Copy out everything in the records from the start down to the line containing "resistor R429 (439, 143, 451, 146)", including that line, with each line left unchanged.

......

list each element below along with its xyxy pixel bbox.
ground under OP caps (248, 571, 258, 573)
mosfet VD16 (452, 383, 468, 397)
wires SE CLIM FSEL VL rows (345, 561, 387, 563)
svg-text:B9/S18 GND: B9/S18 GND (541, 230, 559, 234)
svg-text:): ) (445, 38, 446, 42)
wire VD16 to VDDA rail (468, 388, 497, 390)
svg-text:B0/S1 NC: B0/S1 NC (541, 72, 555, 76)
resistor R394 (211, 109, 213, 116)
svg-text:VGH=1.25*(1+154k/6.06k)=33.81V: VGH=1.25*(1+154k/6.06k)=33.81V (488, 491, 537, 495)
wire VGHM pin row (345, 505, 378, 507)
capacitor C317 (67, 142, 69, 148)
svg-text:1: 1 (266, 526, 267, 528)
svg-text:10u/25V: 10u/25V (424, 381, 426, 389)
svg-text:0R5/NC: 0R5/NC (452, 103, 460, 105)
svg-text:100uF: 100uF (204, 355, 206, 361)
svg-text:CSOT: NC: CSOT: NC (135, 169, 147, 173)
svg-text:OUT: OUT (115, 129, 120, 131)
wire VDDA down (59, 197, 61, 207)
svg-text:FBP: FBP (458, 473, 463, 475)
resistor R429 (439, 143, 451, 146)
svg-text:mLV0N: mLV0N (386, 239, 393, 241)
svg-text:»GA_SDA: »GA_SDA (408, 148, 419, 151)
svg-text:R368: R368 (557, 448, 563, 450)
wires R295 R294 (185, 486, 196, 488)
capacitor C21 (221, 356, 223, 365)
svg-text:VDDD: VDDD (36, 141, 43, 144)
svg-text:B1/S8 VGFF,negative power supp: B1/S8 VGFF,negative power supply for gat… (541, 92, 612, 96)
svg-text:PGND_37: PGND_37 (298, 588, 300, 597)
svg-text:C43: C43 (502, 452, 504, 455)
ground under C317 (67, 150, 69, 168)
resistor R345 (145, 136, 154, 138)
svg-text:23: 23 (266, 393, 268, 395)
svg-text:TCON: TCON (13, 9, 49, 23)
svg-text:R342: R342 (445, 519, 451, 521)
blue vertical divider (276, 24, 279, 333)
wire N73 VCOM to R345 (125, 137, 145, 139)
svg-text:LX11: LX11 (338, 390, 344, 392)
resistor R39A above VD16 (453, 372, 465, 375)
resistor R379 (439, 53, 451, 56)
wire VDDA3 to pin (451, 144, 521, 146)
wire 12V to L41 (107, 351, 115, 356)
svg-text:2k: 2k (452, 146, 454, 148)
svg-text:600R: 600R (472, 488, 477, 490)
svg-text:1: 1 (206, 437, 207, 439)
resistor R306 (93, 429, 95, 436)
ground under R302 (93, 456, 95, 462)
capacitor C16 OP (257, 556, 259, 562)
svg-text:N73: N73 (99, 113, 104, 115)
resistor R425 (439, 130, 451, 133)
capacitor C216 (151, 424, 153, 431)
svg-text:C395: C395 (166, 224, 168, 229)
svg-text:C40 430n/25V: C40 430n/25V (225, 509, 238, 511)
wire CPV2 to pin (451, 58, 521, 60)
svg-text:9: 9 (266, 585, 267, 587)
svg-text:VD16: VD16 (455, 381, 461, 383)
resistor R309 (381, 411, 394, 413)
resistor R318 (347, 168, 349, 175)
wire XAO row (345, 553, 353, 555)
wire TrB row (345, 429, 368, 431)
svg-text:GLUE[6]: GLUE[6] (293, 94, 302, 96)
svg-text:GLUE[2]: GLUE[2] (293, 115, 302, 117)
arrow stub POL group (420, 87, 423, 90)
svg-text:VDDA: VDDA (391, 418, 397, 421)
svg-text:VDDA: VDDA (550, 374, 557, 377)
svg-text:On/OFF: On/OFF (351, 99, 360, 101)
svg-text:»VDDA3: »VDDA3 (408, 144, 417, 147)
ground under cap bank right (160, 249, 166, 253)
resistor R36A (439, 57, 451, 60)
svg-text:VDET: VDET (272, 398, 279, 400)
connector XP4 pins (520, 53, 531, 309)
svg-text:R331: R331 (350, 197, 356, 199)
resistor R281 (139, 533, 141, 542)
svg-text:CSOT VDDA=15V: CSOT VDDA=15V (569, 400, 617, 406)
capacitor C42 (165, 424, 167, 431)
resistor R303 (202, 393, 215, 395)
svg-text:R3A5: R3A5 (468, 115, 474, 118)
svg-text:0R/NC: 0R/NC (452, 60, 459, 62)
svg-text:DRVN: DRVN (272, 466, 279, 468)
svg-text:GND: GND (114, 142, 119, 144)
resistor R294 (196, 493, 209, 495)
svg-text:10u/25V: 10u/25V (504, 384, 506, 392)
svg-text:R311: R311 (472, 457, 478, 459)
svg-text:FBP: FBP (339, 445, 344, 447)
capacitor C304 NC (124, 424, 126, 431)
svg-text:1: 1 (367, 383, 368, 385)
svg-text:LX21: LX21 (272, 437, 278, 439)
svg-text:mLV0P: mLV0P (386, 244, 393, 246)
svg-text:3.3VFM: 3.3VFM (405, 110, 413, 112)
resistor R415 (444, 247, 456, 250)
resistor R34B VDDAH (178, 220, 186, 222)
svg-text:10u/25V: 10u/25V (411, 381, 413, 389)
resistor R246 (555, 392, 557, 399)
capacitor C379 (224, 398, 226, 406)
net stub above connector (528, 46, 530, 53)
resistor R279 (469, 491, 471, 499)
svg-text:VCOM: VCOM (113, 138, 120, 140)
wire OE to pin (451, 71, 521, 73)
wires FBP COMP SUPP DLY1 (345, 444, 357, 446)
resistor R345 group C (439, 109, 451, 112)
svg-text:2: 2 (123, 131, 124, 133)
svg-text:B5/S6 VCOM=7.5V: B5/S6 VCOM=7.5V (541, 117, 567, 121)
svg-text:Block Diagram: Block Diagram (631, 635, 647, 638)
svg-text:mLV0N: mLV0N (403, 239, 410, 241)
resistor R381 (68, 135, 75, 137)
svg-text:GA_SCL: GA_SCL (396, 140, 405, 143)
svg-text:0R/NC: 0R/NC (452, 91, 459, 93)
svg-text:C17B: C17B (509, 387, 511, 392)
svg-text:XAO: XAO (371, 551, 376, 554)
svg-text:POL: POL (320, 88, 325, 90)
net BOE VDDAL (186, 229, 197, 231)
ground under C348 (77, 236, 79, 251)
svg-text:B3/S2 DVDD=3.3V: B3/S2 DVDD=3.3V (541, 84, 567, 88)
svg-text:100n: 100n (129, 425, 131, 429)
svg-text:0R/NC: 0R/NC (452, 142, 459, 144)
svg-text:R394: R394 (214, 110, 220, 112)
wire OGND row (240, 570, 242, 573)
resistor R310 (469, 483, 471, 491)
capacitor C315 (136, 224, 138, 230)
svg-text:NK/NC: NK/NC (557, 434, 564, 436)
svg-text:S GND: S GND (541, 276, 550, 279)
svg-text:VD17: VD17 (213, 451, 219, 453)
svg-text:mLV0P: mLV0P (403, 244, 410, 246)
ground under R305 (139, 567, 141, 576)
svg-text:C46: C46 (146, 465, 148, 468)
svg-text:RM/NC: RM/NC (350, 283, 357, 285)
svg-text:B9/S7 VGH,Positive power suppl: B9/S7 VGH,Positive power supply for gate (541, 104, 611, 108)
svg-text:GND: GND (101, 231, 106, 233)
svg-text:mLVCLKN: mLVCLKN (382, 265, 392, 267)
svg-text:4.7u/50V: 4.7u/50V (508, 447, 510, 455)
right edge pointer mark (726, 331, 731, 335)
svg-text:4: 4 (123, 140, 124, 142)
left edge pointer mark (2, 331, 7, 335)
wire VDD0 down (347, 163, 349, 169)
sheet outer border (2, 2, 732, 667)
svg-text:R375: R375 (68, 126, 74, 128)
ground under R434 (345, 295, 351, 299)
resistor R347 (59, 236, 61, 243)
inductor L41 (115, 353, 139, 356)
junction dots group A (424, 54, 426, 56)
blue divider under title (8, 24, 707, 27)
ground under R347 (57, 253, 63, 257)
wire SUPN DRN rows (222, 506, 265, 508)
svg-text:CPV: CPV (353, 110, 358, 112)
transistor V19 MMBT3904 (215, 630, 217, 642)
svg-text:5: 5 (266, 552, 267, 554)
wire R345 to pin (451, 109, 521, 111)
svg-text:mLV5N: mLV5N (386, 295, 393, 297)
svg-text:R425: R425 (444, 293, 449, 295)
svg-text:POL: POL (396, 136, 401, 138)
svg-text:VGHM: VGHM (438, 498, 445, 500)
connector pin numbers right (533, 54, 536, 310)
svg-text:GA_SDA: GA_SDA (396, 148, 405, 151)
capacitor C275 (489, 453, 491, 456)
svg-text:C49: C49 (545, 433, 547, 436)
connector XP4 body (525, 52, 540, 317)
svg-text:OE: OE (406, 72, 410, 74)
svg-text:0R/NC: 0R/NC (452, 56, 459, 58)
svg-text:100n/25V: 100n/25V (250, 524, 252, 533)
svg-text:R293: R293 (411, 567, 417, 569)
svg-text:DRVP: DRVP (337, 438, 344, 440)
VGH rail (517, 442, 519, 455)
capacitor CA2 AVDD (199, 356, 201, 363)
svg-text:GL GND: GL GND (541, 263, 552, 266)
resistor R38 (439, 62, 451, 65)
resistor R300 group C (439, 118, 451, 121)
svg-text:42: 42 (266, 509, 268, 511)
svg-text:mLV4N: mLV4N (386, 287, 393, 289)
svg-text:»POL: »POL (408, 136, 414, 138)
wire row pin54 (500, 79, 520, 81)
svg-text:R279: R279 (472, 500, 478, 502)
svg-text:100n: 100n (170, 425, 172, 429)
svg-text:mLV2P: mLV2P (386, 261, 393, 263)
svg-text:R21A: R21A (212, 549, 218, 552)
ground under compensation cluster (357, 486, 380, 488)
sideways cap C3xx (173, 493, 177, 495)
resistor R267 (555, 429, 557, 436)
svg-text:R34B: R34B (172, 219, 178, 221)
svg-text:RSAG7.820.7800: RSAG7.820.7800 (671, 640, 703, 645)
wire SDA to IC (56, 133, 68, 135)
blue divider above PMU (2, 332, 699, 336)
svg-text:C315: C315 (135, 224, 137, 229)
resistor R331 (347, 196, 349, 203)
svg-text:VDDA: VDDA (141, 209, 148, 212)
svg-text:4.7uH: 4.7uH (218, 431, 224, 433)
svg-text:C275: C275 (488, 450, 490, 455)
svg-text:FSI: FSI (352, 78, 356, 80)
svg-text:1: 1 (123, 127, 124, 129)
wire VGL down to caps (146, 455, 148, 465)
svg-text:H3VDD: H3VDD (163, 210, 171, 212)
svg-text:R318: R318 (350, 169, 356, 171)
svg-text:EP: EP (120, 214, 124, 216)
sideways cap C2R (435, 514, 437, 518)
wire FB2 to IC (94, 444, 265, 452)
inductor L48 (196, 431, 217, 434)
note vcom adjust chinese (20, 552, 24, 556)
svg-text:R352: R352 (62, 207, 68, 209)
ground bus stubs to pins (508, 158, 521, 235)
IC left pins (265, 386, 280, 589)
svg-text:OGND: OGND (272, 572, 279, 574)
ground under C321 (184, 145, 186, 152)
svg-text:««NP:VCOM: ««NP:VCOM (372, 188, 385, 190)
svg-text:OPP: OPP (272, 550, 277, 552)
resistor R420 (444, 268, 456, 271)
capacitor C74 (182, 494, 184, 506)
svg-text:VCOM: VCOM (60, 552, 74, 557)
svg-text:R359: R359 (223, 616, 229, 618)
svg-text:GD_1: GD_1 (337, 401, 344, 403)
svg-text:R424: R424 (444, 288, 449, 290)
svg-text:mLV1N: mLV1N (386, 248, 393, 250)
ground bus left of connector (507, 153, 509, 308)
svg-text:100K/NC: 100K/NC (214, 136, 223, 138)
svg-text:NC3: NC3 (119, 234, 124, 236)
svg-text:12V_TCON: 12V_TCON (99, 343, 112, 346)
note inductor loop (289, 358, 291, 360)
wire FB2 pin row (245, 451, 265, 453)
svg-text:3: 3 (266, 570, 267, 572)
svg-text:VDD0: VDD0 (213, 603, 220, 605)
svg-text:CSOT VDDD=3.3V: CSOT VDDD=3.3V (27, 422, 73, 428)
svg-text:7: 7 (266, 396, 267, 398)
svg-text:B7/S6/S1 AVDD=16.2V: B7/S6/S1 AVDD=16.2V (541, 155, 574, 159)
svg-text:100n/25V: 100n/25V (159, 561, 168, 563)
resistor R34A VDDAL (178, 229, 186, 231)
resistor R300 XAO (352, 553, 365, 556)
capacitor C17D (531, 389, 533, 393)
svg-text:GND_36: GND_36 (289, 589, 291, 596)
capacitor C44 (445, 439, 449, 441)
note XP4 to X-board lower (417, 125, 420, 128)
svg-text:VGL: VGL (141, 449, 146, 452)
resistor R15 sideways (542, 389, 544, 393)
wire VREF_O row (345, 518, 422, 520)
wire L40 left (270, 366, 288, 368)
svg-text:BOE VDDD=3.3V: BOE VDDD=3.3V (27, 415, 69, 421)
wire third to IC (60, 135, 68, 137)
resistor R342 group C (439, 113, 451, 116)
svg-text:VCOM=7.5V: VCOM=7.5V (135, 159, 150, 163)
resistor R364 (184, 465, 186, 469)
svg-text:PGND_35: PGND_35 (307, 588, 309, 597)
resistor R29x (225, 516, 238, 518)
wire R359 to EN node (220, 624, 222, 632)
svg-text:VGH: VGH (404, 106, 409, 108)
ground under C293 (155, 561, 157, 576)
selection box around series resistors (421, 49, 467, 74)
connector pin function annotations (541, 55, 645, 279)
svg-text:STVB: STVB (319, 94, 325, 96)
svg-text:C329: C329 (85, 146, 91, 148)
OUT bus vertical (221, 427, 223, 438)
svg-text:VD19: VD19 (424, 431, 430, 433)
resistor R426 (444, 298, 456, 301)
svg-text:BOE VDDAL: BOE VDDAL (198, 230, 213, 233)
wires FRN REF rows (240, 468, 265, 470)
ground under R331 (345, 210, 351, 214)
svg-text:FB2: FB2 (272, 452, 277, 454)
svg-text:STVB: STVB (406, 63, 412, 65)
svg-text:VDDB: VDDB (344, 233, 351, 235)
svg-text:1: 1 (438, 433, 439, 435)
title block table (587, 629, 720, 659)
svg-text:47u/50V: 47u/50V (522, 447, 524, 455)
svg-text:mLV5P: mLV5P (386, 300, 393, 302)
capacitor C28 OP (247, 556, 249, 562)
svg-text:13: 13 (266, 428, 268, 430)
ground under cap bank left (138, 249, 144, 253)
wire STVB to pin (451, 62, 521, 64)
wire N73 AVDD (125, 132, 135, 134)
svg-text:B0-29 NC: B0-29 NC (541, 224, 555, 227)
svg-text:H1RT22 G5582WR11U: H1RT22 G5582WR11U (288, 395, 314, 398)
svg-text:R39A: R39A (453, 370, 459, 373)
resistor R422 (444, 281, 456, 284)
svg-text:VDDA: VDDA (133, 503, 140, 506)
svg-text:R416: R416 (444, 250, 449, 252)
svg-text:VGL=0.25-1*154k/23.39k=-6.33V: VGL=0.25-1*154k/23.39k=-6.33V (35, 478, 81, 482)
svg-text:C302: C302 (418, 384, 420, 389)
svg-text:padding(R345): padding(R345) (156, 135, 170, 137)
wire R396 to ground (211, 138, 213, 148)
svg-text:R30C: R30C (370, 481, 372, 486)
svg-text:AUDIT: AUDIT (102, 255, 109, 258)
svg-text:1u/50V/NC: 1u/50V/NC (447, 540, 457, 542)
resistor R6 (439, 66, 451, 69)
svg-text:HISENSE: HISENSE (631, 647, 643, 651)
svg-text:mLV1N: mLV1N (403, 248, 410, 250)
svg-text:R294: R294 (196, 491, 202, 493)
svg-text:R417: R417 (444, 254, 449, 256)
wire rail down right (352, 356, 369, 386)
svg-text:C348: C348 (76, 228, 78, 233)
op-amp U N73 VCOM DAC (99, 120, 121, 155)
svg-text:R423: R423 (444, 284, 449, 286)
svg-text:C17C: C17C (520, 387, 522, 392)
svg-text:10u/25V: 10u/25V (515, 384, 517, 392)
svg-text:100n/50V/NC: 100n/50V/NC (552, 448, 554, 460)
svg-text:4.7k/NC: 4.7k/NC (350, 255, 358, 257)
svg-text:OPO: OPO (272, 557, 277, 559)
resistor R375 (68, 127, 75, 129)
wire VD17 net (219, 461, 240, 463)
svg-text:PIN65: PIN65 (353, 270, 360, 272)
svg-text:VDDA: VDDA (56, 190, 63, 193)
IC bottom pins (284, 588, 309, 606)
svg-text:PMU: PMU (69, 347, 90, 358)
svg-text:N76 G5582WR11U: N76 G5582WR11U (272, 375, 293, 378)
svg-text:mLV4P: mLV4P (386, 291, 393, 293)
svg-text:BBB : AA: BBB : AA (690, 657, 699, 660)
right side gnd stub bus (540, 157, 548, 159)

......

▶ EXERCISE RESPONSE:
list each element below along with its xyxy pixel bbox.
ground under OP caps (248, 571, 258, 573)
mosfet VD16 (452, 383, 468, 397)
wires SE CLIM FSEL VL rows (345, 561, 387, 563)
svg-text:B9/S18 GND: B9/S18 GND (541, 230, 559, 234)
svg-text:): ) (445, 38, 446, 42)
wire VD16 to VDDA rail (468, 388, 497, 390)
svg-text:B0/S1 NC: B0/S1 NC (541, 72, 555, 76)
resistor R394 (211, 109, 213, 116)
svg-text:VGH=1.25*(1+154k/6.06k)=33.81V: VGH=1.25*(1+154k/6.06k)=33.81V (488, 491, 537, 495)
wire VGHM pin row (345, 505, 378, 507)
capacitor C317 (67, 142, 69, 148)
svg-text:1: 1 (266, 526, 267, 528)
svg-text:10u/25V: 10u/25V (424, 381, 426, 389)
svg-text:0R5/NC: 0R5/NC (452, 103, 460, 105)
svg-text:100uF: 100uF (204, 355, 206, 361)
svg-text:CSOT: NC: CSOT: NC (135, 169, 147, 173)
svg-text:OUT: OUT (115, 129, 120, 131)
wire VDDA down (59, 197, 61, 207)
svg-text:FBP: FBP (458, 473, 463, 475)
resistor R429 (439, 143, 451, 146)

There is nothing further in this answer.